* Instruction:
Tally the lines that contain the string "JSON" and give the number by itself.

* Stored rows:
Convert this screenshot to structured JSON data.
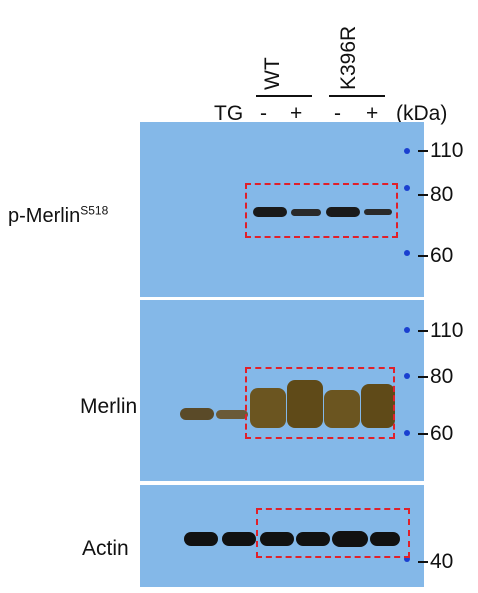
{
  "header": {
    "treatment_label": "TG",
    "group_wt": "WT",
    "group_mut": "K396R",
    "lane_signs": [
      "-",
      "+",
      "-",
      "+"
    ],
    "unit_label": "(kDa)"
  },
  "panels": {
    "pmerlin": {
      "label_main": "p-Merlin",
      "label_sup": "S518",
      "markers": [
        "110",
        "80",
        "60"
      ]
    },
    "merlin": {
      "label": "Merlin",
      "markers": [
        "110",
        "80",
        "60"
      ]
    },
    "actin": {
      "label": "Actin",
      "markers": [
        "40"
      ]
    }
  },
  "colors": {
    "membrane": "#84b8e8",
    "box": "#e0202a",
    "band": "#1a1a1a",
    "merlin_band": "#6b5520",
    "ladder": "#1a3fd0"
  }
}
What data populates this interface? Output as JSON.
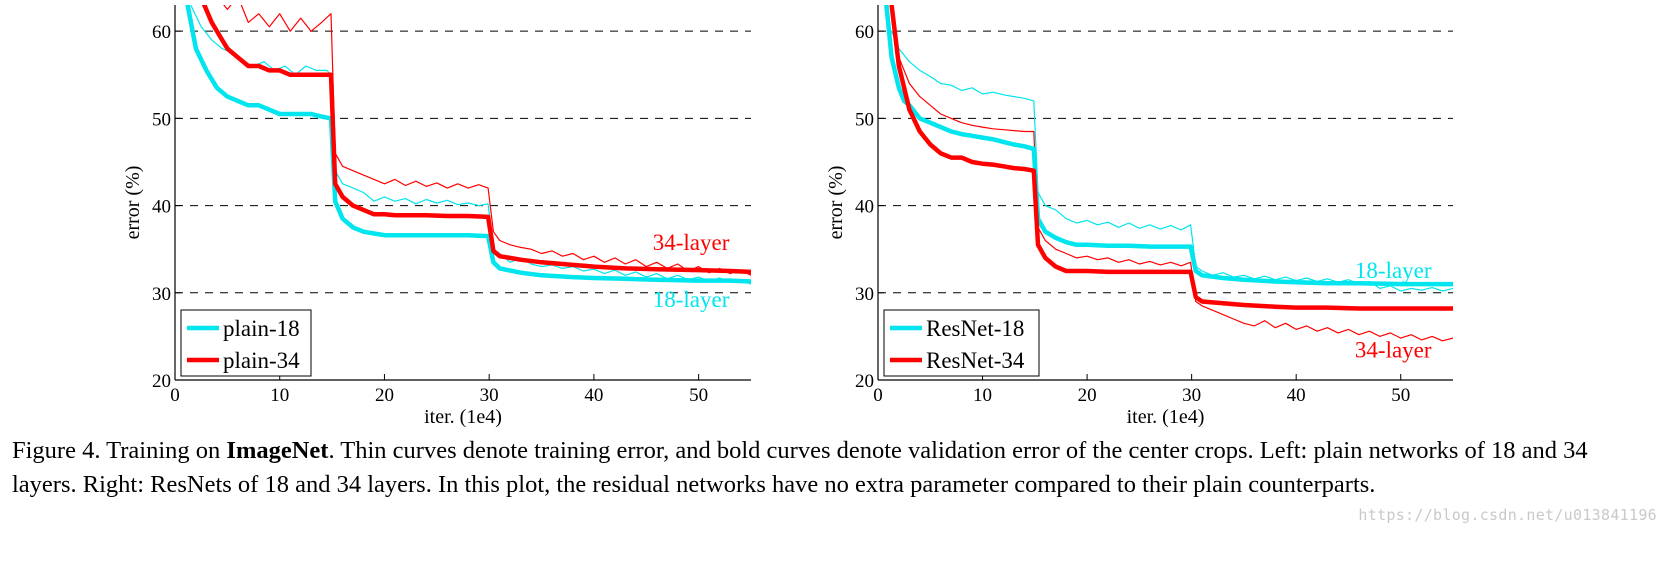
{
  "chart_data": [
    {
      "type": "line",
      "title": "",
      "xlabel": "iter. (1e4)",
      "ylabel": "error (%)",
      "xlim": [
        0,
        55
      ],
      "ylim": [
        20,
        63
      ],
      "xticks": [
        0,
        10,
        20,
        30,
        40,
        50
      ],
      "yticks": [
        20,
        30,
        40,
        50,
        60
      ],
      "grid": "dashed horizontal lines at 30, 40, 50, 60",
      "legend_position": "bottom-left",
      "annotations": [
        {
          "text": "34-layer",
          "color": "#ff0000",
          "x": 46,
          "y": 35.8
        },
        {
          "text": "18-layer",
          "color": "#00e5ee",
          "x": 46,
          "y": 29.3
        }
      ],
      "series": [
        {
          "name": "plain-18",
          "kind": "validation",
          "weight": "bold",
          "color": "#00e5ee",
          "x": [
            1.2,
            2,
            3,
            4,
            5,
            6,
            7,
            8,
            9,
            10,
            11,
            12,
            13,
            14,
            14.9,
            15.3,
            16,
            17,
            18,
            19,
            20,
            22,
            24,
            26,
            28,
            29.9,
            30.4,
            31,
            33,
            35,
            38,
            40,
            43,
            46,
            50,
            53,
            55
          ],
          "y": [
            63,
            58,
            55.5,
            53.5,
            52.5,
            52,
            51.5,
            51.5,
            51,
            50.5,
            50.5,
            50.5,
            50.5,
            50.2,
            50,
            40.5,
            38.5,
            37.5,
            37,
            36.8,
            36.6,
            36.6,
            36.6,
            36.6,
            36.6,
            36.5,
            33.5,
            32.8,
            32.3,
            32,
            31.8,
            31.7,
            31.6,
            31.5,
            31.4,
            31.4,
            31.3
          ]
        },
        {
          "name": "plain-34",
          "kind": "validation",
          "weight": "bold",
          "color": "#ff0000",
          "x": [
            2.8,
            3.5,
            4.5,
            5,
            6,
            7,
            8,
            9,
            10,
            11,
            12,
            13,
            14,
            14.9,
            15.3,
            16,
            17,
            18,
            19,
            20,
            21,
            22,
            24,
            26,
            28,
            29.9,
            30.4,
            31,
            33,
            35,
            38,
            40,
            43,
            46,
            50,
            53,
            55
          ],
          "y": [
            63,
            61,
            59,
            58,
            57,
            56,
            56,
            55.5,
            55.5,
            55,
            55,
            55,
            55,
            55,
            42.5,
            41,
            40,
            39.5,
            39,
            39,
            38.9,
            38.9,
            38.9,
            38.8,
            38.8,
            38.7,
            34.8,
            34.2,
            33.8,
            33.5,
            33.2,
            33,
            32.8,
            32.7,
            32.6,
            32.5,
            32.4
          ]
        },
        {
          "name": "",
          "kind": "training",
          "weight": "thin",
          "color": "#00e5ee",
          "x": [
            1.5,
            2.5,
            3.5,
            4.5,
            5.5,
            6.5,
            7.5,
            8.5,
            9.5,
            10.5,
            11.5,
            12.5,
            13.5,
            14.5,
            14.9,
            15.3,
            16,
            17,
            18,
            19,
            20,
            21,
            22,
            23,
            24,
            25,
            26,
            27,
            28,
            29,
            29.9,
            30.4,
            31,
            32,
            33,
            34,
            35,
            36,
            37,
            38,
            39,
            40,
            41,
            42,
            43,
            44,
            45,
            46,
            47,
            48,
            49,
            50,
            51,
            52,
            53,
            54,
            55
          ],
          "y": [
            63,
            60.5,
            59,
            58,
            57.5,
            56.5,
            56,
            56.5,
            55.5,
            56,
            55,
            56,
            55.5,
            55.5,
            55,
            44,
            42.5,
            42,
            41.5,
            40.5,
            41,
            40.5,
            40.8,
            40.2,
            40.7,
            40.3,
            40.6,
            40.1,
            40.3,
            40,
            40.2,
            35,
            34.5,
            33.5,
            34,
            33.3,
            33,
            33.2,
            32.8,
            33,
            32.5,
            32.7,
            32.2,
            32.6,
            32,
            32.4,
            31.8,
            32.2,
            31.6,
            32,
            31.5,
            31.8,
            31.3,
            31.7,
            31.2,
            31.5,
            31
          ]
        },
        {
          "name": "",
          "kind": "training",
          "weight": "thin",
          "color": "#ff0000",
          "x": [
            3,
            4,
            5,
            6,
            7,
            8,
            9,
            10,
            11,
            12,
            13,
            14,
            14.9,
            15.3,
            16,
            17,
            18,
            19,
            20,
            21,
            22,
            23,
            24,
            25,
            26,
            27,
            28,
            29,
            29.9,
            30.4,
            31,
            32,
            33,
            34,
            35,
            36,
            37,
            38,
            39,
            40,
            41,
            42,
            43,
            44,
            45,
            46,
            47,
            48,
            49,
            50,
            51,
            52,
            53,
            54,
            55
          ],
          "y": [
            63,
            64,
            62.5,
            64,
            61,
            62,
            60.5,
            62,
            60,
            61.5,
            60,
            61,
            62,
            46,
            44.5,
            44,
            43.5,
            43,
            42.5,
            43,
            42.3,
            42.8,
            42.2,
            42.6,
            42,
            42.5,
            42,
            42.4,
            42,
            37,
            36,
            35.5,
            35.2,
            35,
            34.5,
            34.8,
            34.2,
            34.5,
            33.8,
            34.2,
            33.5,
            34,
            33.3,
            33.8,
            33,
            33.5,
            32.8,
            33.3,
            32.5,
            33,
            32.3,
            32.8,
            32.2,
            32.6,
            32
          ]
        }
      ]
    },
    {
      "type": "line",
      "title": "",
      "xlabel": "iter. (1e4)",
      "ylabel": "error (%)",
      "xlim": [
        0,
        55
      ],
      "ylim": [
        20,
        63
      ],
      "xticks": [
        0,
        10,
        20,
        30,
        40,
        50
      ],
      "yticks": [
        20,
        30,
        40,
        50,
        60
      ],
      "grid": "dashed horizontal lines at 30, 40, 50, 60",
      "legend_position": "bottom-left",
      "annotations": [
        {
          "text": "18-layer",
          "color": "#00e5ee",
          "x": 46,
          "y": 32.6
        },
        {
          "text": "34-layer",
          "color": "#ff0000",
          "x": 46,
          "y": 23.5
        }
      ],
      "series": [
        {
          "name": "ResNet-18",
          "kind": "validation",
          "weight": "bold",
          "color": "#00e5ee",
          "x": [
            0.8,
            1.3,
            2,
            2.5,
            3,
            4,
            5,
            6,
            7,
            8,
            9,
            10,
            11,
            12,
            13,
            14,
            14.9,
            15.3,
            16,
            17,
            18,
            19,
            20,
            22,
            24,
            26,
            28,
            29.9,
            30.4,
            31,
            33,
            35,
            38,
            40,
            43,
            46,
            50,
            53,
            55
          ],
          "y": [
            63,
            57,
            53.5,
            52,
            51.5,
            50,
            49.5,
            49,
            48.5,
            48.2,
            48,
            47.8,
            47.6,
            47.3,
            47,
            46.8,
            46.5,
            38.5,
            37,
            36.3,
            35.8,
            35.5,
            35.5,
            35.4,
            35.4,
            35.3,
            35.3,
            35.3,
            32.5,
            32,
            31.7,
            31.5,
            31.3,
            31.2,
            31.1,
            31.1,
            31,
            31,
            31
          ]
        },
        {
          "name": "ResNet-34",
          "kind": "validation",
          "weight": "bold",
          "color": "#ff0000",
          "x": [
            1.3,
            2,
            3,
            4,
            5,
            6,
            7,
            8,
            9,
            10,
            11,
            12,
            13,
            14,
            14.9,
            15.3,
            16,
            17,
            18,
            19,
            20,
            22,
            24,
            26,
            28,
            29.9,
            30.4,
            31,
            33,
            35,
            38,
            40,
            43,
            46,
            50,
            53,
            55
          ],
          "y": [
            63,
            56,
            51,
            48.5,
            47,
            46,
            45.5,
            45.5,
            45,
            44.8,
            44.7,
            44.5,
            44.3,
            44.2,
            44,
            35.5,
            34,
            33,
            32.5,
            32.5,
            32.5,
            32.4,
            32.4,
            32.4,
            32.4,
            32.4,
            29.5,
            29,
            28.8,
            28.6,
            28.4,
            28.3,
            28.3,
            28.2,
            28.2,
            28.2,
            28.2
          ]
        },
        {
          "name": "",
          "kind": "training",
          "weight": "thin",
          "color": "#00e5ee",
          "x": [
            1.3,
            2,
            3,
            4,
            5,
            6,
            7,
            8,
            9,
            10,
            11,
            12,
            13,
            14,
            14.9,
            15.3,
            16,
            17,
            18,
            19,
            20,
            21,
            22,
            23,
            24,
            25,
            26,
            27,
            28,
            29,
            29.9,
            30.4,
            31,
            32,
            33,
            34,
            35,
            36,
            37,
            38,
            39,
            40,
            41,
            42,
            43,
            44,
            45,
            46,
            47,
            48,
            49,
            50,
            51,
            52,
            53,
            54,
            55
          ],
          "y": [
            60,
            58,
            56.5,
            55.5,
            54.8,
            54,
            53.8,
            53.2,
            53.5,
            52.8,
            53,
            52.7,
            52.5,
            52.3,
            52,
            41.5,
            40,
            39.5,
            38.5,
            38,
            38.3,
            37.8,
            38.1,
            37.5,
            38,
            37.4,
            37.8,
            37.3,
            37.7,
            37.2,
            37.8,
            33,
            32.5,
            32,
            32.3,
            31.8,
            32,
            31.6,
            31.9,
            31.5,
            31.8,
            31.4,
            31.7,
            31.3,
            31.6,
            31.2,
            31.5,
            31,
            31.3,
            30.5,
            30.8,
            30.2,
            30.5,
            30.3,
            30.6,
            30.2,
            30.5
          ]
        },
        {
          "name": "",
          "kind": "training",
          "weight": "thin",
          "color": "#ff0000",
          "x": [
            1.5,
            2,
            3,
            4,
            5,
            6,
            7,
            8,
            9,
            10,
            11,
            12,
            13,
            14,
            14.9,
            15.3,
            16,
            17,
            18,
            19,
            20,
            21,
            22,
            23,
            24,
            25,
            26,
            27,
            28,
            29,
            29.9,
            30.4,
            31,
            32,
            33,
            34,
            35,
            36,
            37,
            38,
            39,
            40,
            41,
            42,
            43,
            44,
            45,
            46,
            47,
            48,
            49,
            50,
            51,
            52,
            53,
            54,
            55
          ],
          "y": [
            60,
            57,
            54,
            52.5,
            51.5,
            50.5,
            50,
            49.5,
            49.2,
            49,
            48.8,
            48.7,
            48.6,
            48.5,
            48.5,
            37.5,
            36,
            35,
            34.5,
            34,
            34.2,
            33.8,
            34,
            33.5,
            33.8,
            33.3,
            33.6,
            33.2,
            33.5,
            33.1,
            33.5,
            29,
            28.5,
            28,
            27.5,
            27,
            26.5,
            26.2,
            26.8,
            26,
            26.5,
            25.8,
            26.2,
            25.6,
            26,
            25.4,
            25.8,
            25.2,
            25.6,
            25,
            25.4,
            24.8,
            25.2,
            24.6,
            25,
            24.5,
            24.8
          ]
        }
      ]
    }
  ],
  "caption": {
    "prefix": "Figure 4. Training on ",
    "bold": "ImageNet",
    "rest": ". Thin curves denote training error, and bold curves denote validation error of the center crops. Left: plain networks of 18 and 34 layers. Right: ResNets of 18 and 34 layers. In this plot, the residual networks have no extra parameter compared to their plain counterparts."
  },
  "watermark": "https://blog.csdn.net/u013841196"
}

* Response to the task:
2